Sunday, December 6, 2009

Playing the Queer Card

I'm thankful to Ishmael Reed for his article attacking the movie Precious at Counterpunch this week, because I had more to say about the matter of white gay racism and African-American antigay bigotry. I'd touched on Reed in an earlier post on the Henry Louis Gates Jr. controversy last July, but never finished the further post I began at the time, so I'm incorporating it here. Also on Counterpunch, Reed attacked Gates for, among other things, courting the support of white feminists and gays. (Not all of Gates's feminist and gay allies are white, of course; but that would complicate things too much.) He attacks Precious for not being friendly enough to black men, which is not an invalid complaint in itself, but also for being defended by "young black women professors ... the types who are using the university curriculum to get even with their fathers and teach courses in black women's literature, but can't identify more than three." Erm, three what? I suppose he means "black women writers", and even so I suspect he's exaggerating just a tad.

────────

[Exercise goal]:
Answer these questions using the blog post about the movie Precious.
1. On what website did Ishmael Reed's article attacking the movie Precious appear?
2. In what month was the earlier post on the Henry Louis Gates Jr. controversy?
3. Whose support did Reed accuse Gates of courting?

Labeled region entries
────────

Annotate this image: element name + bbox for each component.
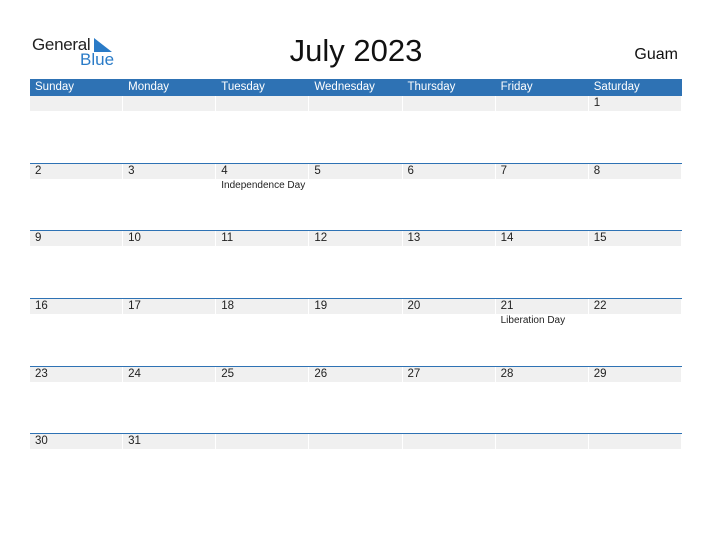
holiday-label bbox=[30, 314, 123, 327]
date-strip: 30 31 bbox=[30, 434, 682, 450]
weekday-monday: Monday bbox=[128, 81, 170, 93]
week-row: 9 10 11 12 13 14 15 bbox=[30, 230, 682, 298]
day-cell[interactable]: 7 bbox=[495, 163, 589, 179]
week-row: 2 3 4 5 6 7 8 Independence Day bbox=[30, 162, 682, 231]
day-cell[interactable]: 22 bbox=[588, 299, 682, 315]
day-cell[interactable]: 1 bbox=[588, 96, 682, 111]
day-cell[interactable]: 30 bbox=[30, 434, 124, 450]
weekday-thursday: Thursday bbox=[407, 81, 456, 93]
day-cell[interactable]: 13 bbox=[402, 231, 496, 247]
holiday-label bbox=[403, 179, 496, 192]
weekday-sunday: Sunday bbox=[35, 81, 75, 93]
week-row: 23 24 25 26 27 28 29 bbox=[30, 365, 682, 434]
calendar-title: July 2023 bbox=[289, 33, 423, 68]
date-strip: 1 bbox=[30, 96, 682, 111]
country-label: Guam bbox=[634, 46, 678, 63]
day-cell[interactable] bbox=[309, 434, 403, 450]
holiday-label bbox=[589, 314, 682, 327]
day-cell[interactable]: 17 bbox=[123, 299, 217, 315]
holiday-label bbox=[30, 179, 123, 192]
day-cell[interactable] bbox=[495, 96, 589, 111]
day-cell[interactable] bbox=[309, 96, 403, 111]
day-cell[interactable]: 14 bbox=[495, 231, 589, 247]
holiday-label: Liberation Day bbox=[500, 315, 566, 327]
holiday-label bbox=[496, 179, 589, 192]
weekday-tuesday: Tuesday bbox=[221, 81, 265, 93]
holiday-label bbox=[123, 179, 216, 192]
day-cell[interactable]: 5 bbox=[309, 163, 403, 179]
weeks-container: 1 2 3 4 5 6 7 8 Independence Day 9 10 11 12 13 14 15 16 1… bbox=[30, 96, 682, 501]
holiday-label bbox=[589, 179, 682, 192]
day-cell[interactable]: 16 bbox=[30, 299, 124, 315]
day-cell[interactable]: 25 bbox=[216, 366, 310, 382]
day-cell[interactable] bbox=[495, 434, 589, 450]
date-strip: 2345678 bbox=[30, 163, 682, 179]
date-strip: 23 24 25 26 27 28 29 bbox=[30, 366, 682, 382]
weekday-wednesday: Wednesday bbox=[314, 81, 375, 93]
day-cell[interactable]: 8 bbox=[588, 163, 682, 179]
week-row: 1 bbox=[30, 96, 682, 163]
day-cell[interactable]: 19 bbox=[309, 299, 403, 315]
day-cell[interactable] bbox=[216, 96, 310, 111]
day-cell[interactable]: 4 bbox=[216, 163, 310, 179]
day-cell[interactable] bbox=[123, 96, 217, 111]
holiday-label bbox=[309, 179, 402, 192]
day-cell[interactable] bbox=[30, 96, 124, 111]
day-cell[interactable]: 10 bbox=[123, 231, 217, 247]
day-cell[interactable] bbox=[588, 434, 682, 450]
day-cell[interactable] bbox=[402, 96, 496, 111]
day-cell[interactable]: 24 bbox=[123, 366, 217, 382]
weekday-header: Sunday Monday Tuesday Wednesday Thursday Frid… bbox=[30, 79, 682, 96]
day-cell[interactable]: 6 bbox=[402, 163, 496, 179]
week-row: 16 17 18 19 20 21 22 Liberation Day bbox=[30, 298, 682, 366]
day-cell[interactable]: 2 bbox=[30, 163, 124, 179]
day-cell[interactable] bbox=[216, 434, 310, 450]
holiday-label bbox=[216, 314, 309, 327]
weekday-saturday: Saturday bbox=[593, 81, 640, 93]
day-cell[interactable]: 11 bbox=[216, 231, 310, 247]
date-strip: 9 10 11 12 13 14 15 bbox=[30, 231, 682, 247]
holiday-label bbox=[403, 314, 496, 327]
date-strip: 16 17 18 19 20 21 22 bbox=[30, 299, 682, 315]
day-cell[interactable]: 21 bbox=[495, 299, 589, 315]
day-cell[interactable]: 31 bbox=[123, 434, 217, 450]
holiday-label bbox=[309, 314, 402, 327]
holiday-label bbox=[123, 314, 216, 327]
day-cell[interactable] bbox=[402, 434, 496, 450]
day-cell[interactable]: 9 bbox=[30, 231, 124, 247]
week-row: 30 31 bbox=[30, 433, 682, 501]
day-cell[interactable]: 20 bbox=[402, 299, 496, 315]
day-cell[interactable]: 28 bbox=[495, 366, 589, 382]
day-cell[interactable]: 27 bbox=[402, 366, 496, 382]
day-cell[interactable]: 15 bbox=[588, 231, 682, 247]
events-row: Independence Day bbox=[30, 179, 682, 192]
day-cell[interactable]: 29 bbox=[588, 366, 682, 382]
day-cell[interactable]: 23 bbox=[30, 366, 124, 382]
events-row: Liberation Day bbox=[30, 314, 682, 327]
day-cell[interactable]: 18 bbox=[216, 299, 310, 315]
day-cell[interactable]: 3 bbox=[123, 163, 217, 179]
holiday-label: Independence Day bbox=[221, 179, 306, 191]
day-cell[interactable]: 26 bbox=[309, 366, 403, 382]
weekday-friday: Friday bbox=[500, 81, 533, 93]
calendar-grid: Sunday Monday Tuesday Wednesday Thursday Frid… bbox=[30, 79, 682, 501]
day-cell[interactable]: 12 bbox=[309, 231, 403, 247]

────────

[Completed exercise]:
1. Counterpunch
2. July
3. White feminists and gays